SHORT TASK:
Please give the listing again, word for word, with nothing left out.

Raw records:
----

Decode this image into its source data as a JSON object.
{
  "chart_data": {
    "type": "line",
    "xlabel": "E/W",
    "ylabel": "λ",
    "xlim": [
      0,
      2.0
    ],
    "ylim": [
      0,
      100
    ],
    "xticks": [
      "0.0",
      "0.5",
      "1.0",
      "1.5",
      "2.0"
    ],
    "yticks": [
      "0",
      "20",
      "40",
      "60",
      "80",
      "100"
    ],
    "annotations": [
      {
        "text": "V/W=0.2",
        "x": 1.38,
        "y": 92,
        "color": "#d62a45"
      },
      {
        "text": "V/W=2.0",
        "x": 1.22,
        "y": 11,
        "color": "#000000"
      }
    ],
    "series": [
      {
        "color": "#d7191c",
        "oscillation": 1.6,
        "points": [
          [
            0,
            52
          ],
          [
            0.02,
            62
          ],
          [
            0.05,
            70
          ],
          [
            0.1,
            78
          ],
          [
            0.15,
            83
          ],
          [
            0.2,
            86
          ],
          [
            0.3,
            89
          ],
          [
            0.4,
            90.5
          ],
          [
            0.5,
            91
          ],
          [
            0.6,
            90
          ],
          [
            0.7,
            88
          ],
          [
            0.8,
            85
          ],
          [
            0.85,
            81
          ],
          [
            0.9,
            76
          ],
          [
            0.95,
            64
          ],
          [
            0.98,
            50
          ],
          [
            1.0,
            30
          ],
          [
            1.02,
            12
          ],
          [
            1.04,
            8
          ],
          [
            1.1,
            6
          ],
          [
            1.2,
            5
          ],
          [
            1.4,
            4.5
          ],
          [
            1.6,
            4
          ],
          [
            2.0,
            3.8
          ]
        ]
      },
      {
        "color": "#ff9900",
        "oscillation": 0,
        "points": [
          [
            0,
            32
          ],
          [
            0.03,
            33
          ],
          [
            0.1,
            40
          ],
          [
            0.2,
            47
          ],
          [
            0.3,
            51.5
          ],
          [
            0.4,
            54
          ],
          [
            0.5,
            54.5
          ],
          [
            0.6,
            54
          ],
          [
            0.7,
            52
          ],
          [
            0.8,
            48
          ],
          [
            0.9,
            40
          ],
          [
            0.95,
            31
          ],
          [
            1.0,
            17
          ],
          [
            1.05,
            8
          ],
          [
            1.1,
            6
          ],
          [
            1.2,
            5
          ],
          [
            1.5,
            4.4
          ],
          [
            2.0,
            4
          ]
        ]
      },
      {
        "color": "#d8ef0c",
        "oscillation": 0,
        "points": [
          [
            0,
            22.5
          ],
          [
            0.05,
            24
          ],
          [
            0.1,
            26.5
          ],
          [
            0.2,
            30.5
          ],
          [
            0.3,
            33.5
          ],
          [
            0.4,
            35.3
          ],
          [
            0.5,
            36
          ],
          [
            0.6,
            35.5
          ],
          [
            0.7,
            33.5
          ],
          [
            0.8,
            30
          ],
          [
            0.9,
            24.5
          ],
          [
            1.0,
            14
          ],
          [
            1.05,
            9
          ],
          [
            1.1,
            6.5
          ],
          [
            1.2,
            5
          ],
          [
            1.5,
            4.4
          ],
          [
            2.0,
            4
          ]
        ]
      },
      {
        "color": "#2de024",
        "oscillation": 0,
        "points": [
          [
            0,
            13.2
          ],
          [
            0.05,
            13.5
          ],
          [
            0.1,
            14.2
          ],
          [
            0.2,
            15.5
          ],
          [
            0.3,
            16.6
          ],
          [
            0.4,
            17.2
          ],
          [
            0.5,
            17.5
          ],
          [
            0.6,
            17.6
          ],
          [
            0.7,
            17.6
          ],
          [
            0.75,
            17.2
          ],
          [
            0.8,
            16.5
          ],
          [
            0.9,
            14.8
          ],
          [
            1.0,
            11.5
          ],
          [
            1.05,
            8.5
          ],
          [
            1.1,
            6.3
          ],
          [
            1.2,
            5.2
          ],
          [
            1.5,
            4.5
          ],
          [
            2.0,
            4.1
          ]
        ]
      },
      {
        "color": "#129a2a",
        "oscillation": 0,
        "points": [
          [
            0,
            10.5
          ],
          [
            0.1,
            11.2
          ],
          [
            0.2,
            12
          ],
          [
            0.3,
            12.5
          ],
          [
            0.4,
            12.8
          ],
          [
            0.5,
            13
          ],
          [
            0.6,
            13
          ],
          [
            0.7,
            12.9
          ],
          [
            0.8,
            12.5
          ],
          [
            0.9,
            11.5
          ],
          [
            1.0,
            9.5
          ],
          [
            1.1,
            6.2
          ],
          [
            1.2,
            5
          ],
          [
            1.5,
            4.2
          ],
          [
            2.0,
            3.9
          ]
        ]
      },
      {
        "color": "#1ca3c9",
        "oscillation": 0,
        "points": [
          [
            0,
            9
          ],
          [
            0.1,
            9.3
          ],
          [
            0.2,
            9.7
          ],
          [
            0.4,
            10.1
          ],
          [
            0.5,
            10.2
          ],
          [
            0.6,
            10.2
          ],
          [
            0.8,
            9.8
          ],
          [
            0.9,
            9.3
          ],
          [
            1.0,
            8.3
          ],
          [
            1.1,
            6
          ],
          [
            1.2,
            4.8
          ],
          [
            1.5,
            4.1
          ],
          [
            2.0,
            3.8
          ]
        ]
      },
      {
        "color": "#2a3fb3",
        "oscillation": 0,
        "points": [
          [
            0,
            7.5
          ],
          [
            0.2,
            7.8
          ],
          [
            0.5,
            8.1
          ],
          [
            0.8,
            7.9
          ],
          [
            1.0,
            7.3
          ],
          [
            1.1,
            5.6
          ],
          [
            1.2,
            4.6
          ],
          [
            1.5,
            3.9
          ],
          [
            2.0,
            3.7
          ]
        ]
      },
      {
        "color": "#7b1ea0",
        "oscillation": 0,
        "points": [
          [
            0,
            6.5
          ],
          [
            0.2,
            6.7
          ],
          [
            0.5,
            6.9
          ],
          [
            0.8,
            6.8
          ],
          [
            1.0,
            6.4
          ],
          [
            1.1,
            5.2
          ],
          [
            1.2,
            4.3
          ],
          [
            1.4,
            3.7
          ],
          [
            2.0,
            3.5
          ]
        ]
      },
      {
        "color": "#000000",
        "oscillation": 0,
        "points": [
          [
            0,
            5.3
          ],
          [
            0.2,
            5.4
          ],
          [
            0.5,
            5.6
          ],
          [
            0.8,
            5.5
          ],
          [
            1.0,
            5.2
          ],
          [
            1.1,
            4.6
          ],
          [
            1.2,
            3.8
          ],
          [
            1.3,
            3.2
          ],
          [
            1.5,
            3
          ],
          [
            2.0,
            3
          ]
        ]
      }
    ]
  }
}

----

SOLUTION FOR THIS PROBLEM:
Decode this image into its source data as a JSON object.
{
  "chart_data": {
    "type": "line",
    "xlabel": "E/W",
    "ylabel": "λ",
    "xlim": [
      0,
      2.0
    ],
    "ylim": [
      0,
      100
    ],
    "xticks": [
      "0.0",
      "0.5",
      "1.0",
      "1.5",
      "2.0"
    ],
    "yticks": [
      "0",
      "20",
      "40",
      "60",
      "80",
      "100"
    ],
    "annotations": [
      {
        "text": "V/W=0.2",
        "x": 1.38,
        "y": 92,
        "color": "#d62a45"
      },
      {
        "text": "V/W=2.0",
        "x": 1.22,
        "y": 11,
        "color": "#000000"
      }
    ],
    "series": [
      {
        "color": "#d7191c",
        "oscillation": 1.6,
        "points": [
          [
            0,
            52
          ],
          [
            0.02,
            62
          ],
          [
            0.05,
            70
          ],
          [
            0.1,
            78
          ],
          [
            0.15,
            83
          ],
          [
            0.2,
            86
          ],
          [
            0.3,
            89
          ],
          [
            0.4,
            90.5
          ],
          [
            0.5,
            91
          ],
          [
            0.6,
            90
          ],
          [
            0.7,
            88
          ],
          [
            0.8,
            85
          ],
          [
            0.85,
            81
          ],
          [
            0.9,
            76
          ],
          [
            0.95,
            64
          ],
          [
            0.98,
            50
          ],
          [
            1.0,
            30
          ],
          [
            1.02,
            12
          ],
          [
            1.04,
            8
          ],
          [
            1.1,
            6
          ],
          [
            1.2,
            5
          ],
          [
            1.4,
            4.5
          ],
          [
            1.6,
            4
          ],
          [
            2.0,
            3.8
          ]
        ]
      },
      {
        "color": "#ff9900",
        "oscillation": 0,
        "points": [
          [
            0,
            32
          ],
          [
            0.03,
            33
          ],
          [
            0.1,
            40
          ],
          [
            0.2,
            47
          ],
          [
            0.3,
            51.5
          ],
          [
            0.4,
            54
          ],
          [
            0.5,
            54.5
          ],
          [
            0.6,
            54
          ],
          [
            0.7,
            52
          ],
          [
            0.8,
            48
          ],
          [
            0.9,
            40
          ],
          [
            0.95,
            31
          ],
          [
            1.0,
            17
          ],
          [
            1.05,
            8
          ],
          [
            1.1,
            6
          ],
          [
            1.2,
            5
          ],
          [
            1.5,
            4.4
          ],
          [
            2.0,
            4
          ]
        ]
      },
      {
        "color": "#d8ef0c",
        "oscillation": 0,
        "points": [
          [
            0,
            22.5
          ],
          [
            0.05,
            24
          ],
          [
            0.1,
            26.5
          ],
          [
            0.2,
            30.5
          ],
          [
            0.3,
            33.5
          ],
          [
            0.4,
            35.3
          ],
          [
            0.5,
            36
          ],
          [
            0.6,
            35.5
          ],
          [
            0.7,
            33.5
          ],
          [
            0.8,
            30
          ],
          [
            0.9,
            24.5
          ],
          [
            1.0,
            14
          ],
          [
            1.05,
            9
          ],
          [
            1.1,
            6.5
          ],
          [
            1.2,
            5
          ],
          [
            1.5,
            4.4
          ],
          [
            2.0,
            4
          ]
        ]
      },
      {
        "color": "#2de024",
        "oscillation": 0,
        "points": [
          [
            0,
            13.2
          ],
          [
            0.05,
            13.5
          ],
          [
            0.1,
            14.2
          ],
          [
            0.2,
            15.5
          ],
          [
            0.3,
            16.6
          ],
          [
            0.4,
            17.2
          ],
          [
            0.5,
            17.5
          ],
          [
            0.6,
            17.6
          ],
          [
            0.7,
            17.6
          ],
          [
            0.75,
            17.2
          ],
          [
            0.8,
            16.5
          ],
          [
            0.9,
            14.8
          ],
          [
            1.0,
            11.5
          ],
          [
            1.05,
            8.5
          ],
          [
            1.1,
            6.3
          ],
          [
            1.2,
            5.2
          ],
          [
            1.5,
            4.5
          ],
          [
            2.0,
            4.1
          ]
        ]
      },
      {
        "color": "#129a2a",
        "oscillation": 0,
        "points": [
          [
            0,
            10.5
          ],
          [
            0.1,
            11.2
          ],
          [
            0.2,
            12
          ],
          [
            0.3,
            12.5
          ],
          [
            0.4,
            12.8
          ],
          [
            0.5,
            13
          ],
          [
            0.6,
            13
          ],
          [
            0.7,
            12.9
          ],
          [
            0.8,
            12.5
          ],
          [
            0.9,
            11.5
          ],
          [
            1.0,
            9.5
          ],
          [
            1.1,
            6.2
          ],
          [
            1.2,
            5
          ],
          [
            1.5,
            4.2
          ],
          [
            2.0,
            3.9
          ]
        ]
      },
      {
        "color": "#1ca3c9",
        "oscillation": 0,
        "points": [
          [
            0,
            9
          ],
          [
            0.1,
            9.3
          ],
          [
            0.2,
            9.7
          ],
          [
            0.4,
            10.1
          ],
          [
            0.5,
            10.2
          ],
          [
            0.6,
            10.2
          ],
          [
            0.8,
            9.8
          ],
          [
            0.9,
            9.3
          ],
          [
            1.0,
            8.3
          ],
          [
            1.1,
            6
          ],
          [
            1.2,
            4.8
          ],
          [
            1.5,
            4.1
          ],
          [
            2.0,
            3.8
          ]
        ]
      },
      {
        "color": "#2a3fb3",
        "oscillation": 0,
        "points": [
          [
            0,
            7.5
          ],
          [
            0.2,
            7.8
          ],
          [
            0.5,
            8.1
          ],
          [
            0.8,
            7.9
          ],
          [
            1.0,
            7.3
          ],
          [
            1.1,
            5.6
          ],
          [
            1.2,
            4.6
          ],
          [
            1.5,
            3.9
          ],
          [
            2.0,
            3.7
          ]
        ]
      },
      {
        "color": "#7b1ea0",
        "oscillation": 0,
        "points": [
          [
            0,
            6.5
          ],
          [
            0.2,
            6.7
          ],
          [
            0.5,
            6.9
          ],
          [
            0.8,
            6.8
          ],
          [
            1.0,
            6.4
          ],
          [
            1.1,
            5.2
          ],
          [
            1.2,
            4.3
          ],
          [
            1.4,
            3.7
          ],
          [
            2.0,
            3.5
          ]
        ]
      },
      {
        "color": "#000000",
        "oscillation": 0,
        "points": [
          [
            0,
            5.3
          ],
          [
            0.2,
            5.4
          ],
          [
            0.5,
            5.6
          ],
          [
            0.8,
            5.5
          ],
          [
            1.0,
            5.2
          ],
          [
            1.1,
            4.6
          ],
          [
            1.2,
            3.8
          ],
          [
            1.3,
            3.2
          ],
          [
            1.5,
            3
          ],
          [
            2.0,
            3
          ]
        ]
      }
    ]
  }
}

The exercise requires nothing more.